=== Task ===
Your task is to repeat all of the material exactly.

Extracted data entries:
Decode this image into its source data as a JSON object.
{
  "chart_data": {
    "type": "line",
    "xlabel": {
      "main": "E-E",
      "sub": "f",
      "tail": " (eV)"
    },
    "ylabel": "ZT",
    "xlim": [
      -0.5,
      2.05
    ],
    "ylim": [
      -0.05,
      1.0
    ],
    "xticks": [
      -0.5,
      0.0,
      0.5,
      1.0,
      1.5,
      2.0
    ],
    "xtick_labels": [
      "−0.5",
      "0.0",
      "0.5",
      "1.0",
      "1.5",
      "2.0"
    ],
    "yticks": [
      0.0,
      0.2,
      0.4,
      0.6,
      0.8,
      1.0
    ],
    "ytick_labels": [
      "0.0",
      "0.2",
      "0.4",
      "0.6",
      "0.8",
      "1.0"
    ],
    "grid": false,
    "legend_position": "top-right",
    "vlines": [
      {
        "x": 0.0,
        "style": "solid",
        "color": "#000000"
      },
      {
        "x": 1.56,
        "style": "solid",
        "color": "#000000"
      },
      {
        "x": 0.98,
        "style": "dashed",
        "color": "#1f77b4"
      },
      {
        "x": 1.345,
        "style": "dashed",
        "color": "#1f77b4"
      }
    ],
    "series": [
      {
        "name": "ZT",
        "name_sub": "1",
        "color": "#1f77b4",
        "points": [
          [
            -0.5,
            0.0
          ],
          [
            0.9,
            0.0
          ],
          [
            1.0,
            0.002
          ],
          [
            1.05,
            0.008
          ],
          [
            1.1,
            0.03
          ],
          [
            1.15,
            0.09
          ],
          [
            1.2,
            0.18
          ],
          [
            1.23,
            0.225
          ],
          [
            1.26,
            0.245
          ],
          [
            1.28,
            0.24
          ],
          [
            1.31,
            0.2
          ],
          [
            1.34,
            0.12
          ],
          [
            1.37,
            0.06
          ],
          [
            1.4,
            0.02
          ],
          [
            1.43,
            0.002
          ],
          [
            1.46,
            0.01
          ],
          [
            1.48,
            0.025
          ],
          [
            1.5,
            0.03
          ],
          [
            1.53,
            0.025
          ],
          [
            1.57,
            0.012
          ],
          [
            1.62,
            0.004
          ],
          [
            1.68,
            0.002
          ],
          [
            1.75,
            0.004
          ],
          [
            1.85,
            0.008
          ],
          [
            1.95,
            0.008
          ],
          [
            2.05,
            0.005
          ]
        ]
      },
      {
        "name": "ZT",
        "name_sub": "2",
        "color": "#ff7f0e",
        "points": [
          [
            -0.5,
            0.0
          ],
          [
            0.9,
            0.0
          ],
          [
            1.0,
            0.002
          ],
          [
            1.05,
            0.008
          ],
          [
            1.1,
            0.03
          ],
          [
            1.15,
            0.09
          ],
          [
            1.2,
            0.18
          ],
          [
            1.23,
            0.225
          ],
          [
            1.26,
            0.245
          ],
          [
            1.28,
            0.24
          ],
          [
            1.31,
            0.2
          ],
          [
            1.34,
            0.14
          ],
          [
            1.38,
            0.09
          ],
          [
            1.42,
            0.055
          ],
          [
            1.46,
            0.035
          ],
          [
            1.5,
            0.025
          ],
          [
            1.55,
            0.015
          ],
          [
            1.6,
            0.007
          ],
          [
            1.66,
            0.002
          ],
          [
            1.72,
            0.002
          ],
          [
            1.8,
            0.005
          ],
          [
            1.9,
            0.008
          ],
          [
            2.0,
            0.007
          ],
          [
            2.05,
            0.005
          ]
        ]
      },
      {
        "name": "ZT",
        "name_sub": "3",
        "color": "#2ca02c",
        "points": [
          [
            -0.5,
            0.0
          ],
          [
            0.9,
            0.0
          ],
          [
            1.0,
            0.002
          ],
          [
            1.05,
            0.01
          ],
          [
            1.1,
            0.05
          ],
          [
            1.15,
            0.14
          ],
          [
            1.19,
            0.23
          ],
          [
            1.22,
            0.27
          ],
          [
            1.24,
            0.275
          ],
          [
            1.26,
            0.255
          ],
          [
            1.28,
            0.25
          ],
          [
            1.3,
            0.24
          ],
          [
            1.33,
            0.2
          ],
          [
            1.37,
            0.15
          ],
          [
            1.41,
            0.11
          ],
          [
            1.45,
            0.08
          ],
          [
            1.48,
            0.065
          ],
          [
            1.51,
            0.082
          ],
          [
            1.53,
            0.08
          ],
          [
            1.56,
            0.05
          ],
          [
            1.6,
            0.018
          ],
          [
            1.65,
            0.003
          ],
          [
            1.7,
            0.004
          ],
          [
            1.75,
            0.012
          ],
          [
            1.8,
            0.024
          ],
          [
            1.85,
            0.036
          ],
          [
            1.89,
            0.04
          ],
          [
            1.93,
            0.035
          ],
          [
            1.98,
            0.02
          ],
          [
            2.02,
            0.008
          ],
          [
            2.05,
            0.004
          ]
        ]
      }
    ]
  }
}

=== Exercise output ===
Decode this image into its source data as a JSON object.
{
  "chart_data": {
    "type": "line",
    "xlabel": {
      "main": "E-E",
      "sub": "f",
      "tail": " (eV)"
    },
    "ylabel": "ZT",
    "xlim": [
      -0.5,
      2.05
    ],
    "ylim": [
      -0.05,
      1.0
    ],
    "xticks": [
      -0.5,
      0.0,
      0.5,
      1.0,
      1.5,
      2.0
    ],
    "xtick_labels": [
      "−0.5",
      "0.0",
      "0.5",
      "1.0",
      "1.5",
      "2.0"
    ],
    "yticks": [
      0.0,
      0.2,
      0.4,
      0.6,
      0.8,
      1.0
    ],
    "ytick_labels": [
      "0.0",
      "0.2",
      "0.4",
      "0.6",
      "0.8",
      "1.0"
    ],
    "grid": false,
    "legend_position": "top-right",
    "vlines": [
      {
        "x": 0.0,
        "style": "solid",
        "color": "#000000"
      },
      {
        "x": 1.56,
        "style": "solid",
        "color": "#000000"
      },
      {
        "x": 0.98,
        "style": "dashed",
        "color": "#1f77b4"
      },
      {
        "x": 1.345,
        "style": "dashed",
        "color": "#1f77b4"
      }
    ],
    "series": [
      {
        "name": "ZT",
        "name_sub": "1",
        "color": "#1f77b4",
        "points": [
          [
            -0.5,
            0.0
          ],
          [
            0.9,
            0.0
          ],
          [
            1.0,
            0.002
          ],
          [
            1.05,
            0.008
          ],
          [
            1.1,
            0.03
          ],
          [
            1.15,
            0.09
          ],
          [
            1.2,
            0.18
          ],
          [
            1.23,
            0.225
          ],
          [
            1.26,
            0.245
          ],
          [
            1.28,
            0.24
          ],
          [
            1.31,
            0.2
          ],
          [
            1.34,
            0.12
          ],
          [
            1.37,
            0.06
          ],
          [
            1.4,
            0.02
          ],
          [
            1.43,
            0.002
          ],
          [
            1.46,
            0.01
          ],
          [
            1.48,
            0.025
          ],
          [
            1.5,
            0.03
          ],
          [
            1.53,
            0.025
          ],
          [
            1.57,
            0.012
          ],
          [
            1.62,
            0.004
          ],
          [
            1.68,
            0.002
          ],
          [
            1.75,
            0.004
          ],
          [
            1.85,
            0.008
          ],
          [
            1.95,
            0.008
          ],
          [
            2.05,
            0.005
          ]
        ]
      },
      {
        "name": "ZT",
        "name_sub": "2",
        "color": "#ff7f0e",
        "points": [
          [
            -0.5,
            0.0
          ],
          [
            0.9,
            0.0
          ],
          [
            1.0,
            0.002
          ],
          [
            1.05,
            0.008
          ],
          [
            1.1,
            0.03
          ],
          [
            1.15,
            0.09
          ],
          [
            1.2,
            0.18
          ],
          [
            1.23,
            0.225
          ],
          [
            1.26,
            0.245
          ],
          [
            1.28,
            0.24
          ],
          [
            1.31,
            0.2
          ],
          [
            1.34,
            0.14
          ],
          [
            1.38,
            0.09
          ],
          [
            1.42,
            0.055
          ],
          [
            1.46,
            0.035
          ],
          [
            1.5,
            0.025
          ],
          [
            1.55,
            0.015
          ],
          [
            1.6,
            0.007
          ],
          [
            1.66,
            0.002
          ],
          [
            1.72,
            0.002
          ],
          [
            1.8,
            0.005
          ],
          [
            1.9,
            0.008
          ],
          [
            2.0,
            0.007
          ],
          [
            2.05,
            0.005
          ]
        ]
      },
      {
        "name": "ZT",
        "name_sub": "3",
        "color": "#2ca02c",
        "points": [
          [
            -0.5,
            0.0
          ],
          [
            0.9,
            0.0
          ],
          [
            1.0,
            0.002
          ],
          [
            1.05,
            0.01
          ],
          [
            1.1,
            0.05
          ],
          [
            1.15,
            0.14
          ],
          [
            1.19,
            0.23
          ],
          [
            1.22,
            0.27
          ],
          [
            1.24,
            0.275
          ],
          [
            1.26,
            0.255
          ],
          [
            1.28,
            0.25
          ],
          [
            1.3,
            0.24
          ],
          [
            1.33,
            0.2
          ],
          [
            1.37,
            0.15
          ],
          [
            1.41,
            0.11
          ],
          [
            1.45,
            0.08
          ],
          [
            1.48,
            0.065
          ],
          [
            1.51,
            0.082
          ],
          [
            1.53,
            0.08
          ],
          [
            1.56,
            0.05
          ],
          [
            1.6,
            0.018
          ],
          [
            1.65,
            0.003
          ],
          [
            1.7,
            0.004
          ],
          [
            1.75,
            0.012
          ],
          [
            1.8,
            0.024
          ],
          [
            1.85,
            0.036
          ],
          [
            1.89,
            0.04
          ],
          [
            1.93,
            0.035
          ],
          [
            1.98,
            0.02
          ],
          [
            2.02,
            0.008
          ],
          [
            2.05,
            0.004
          ]
        ]
      }
    ]
  }
}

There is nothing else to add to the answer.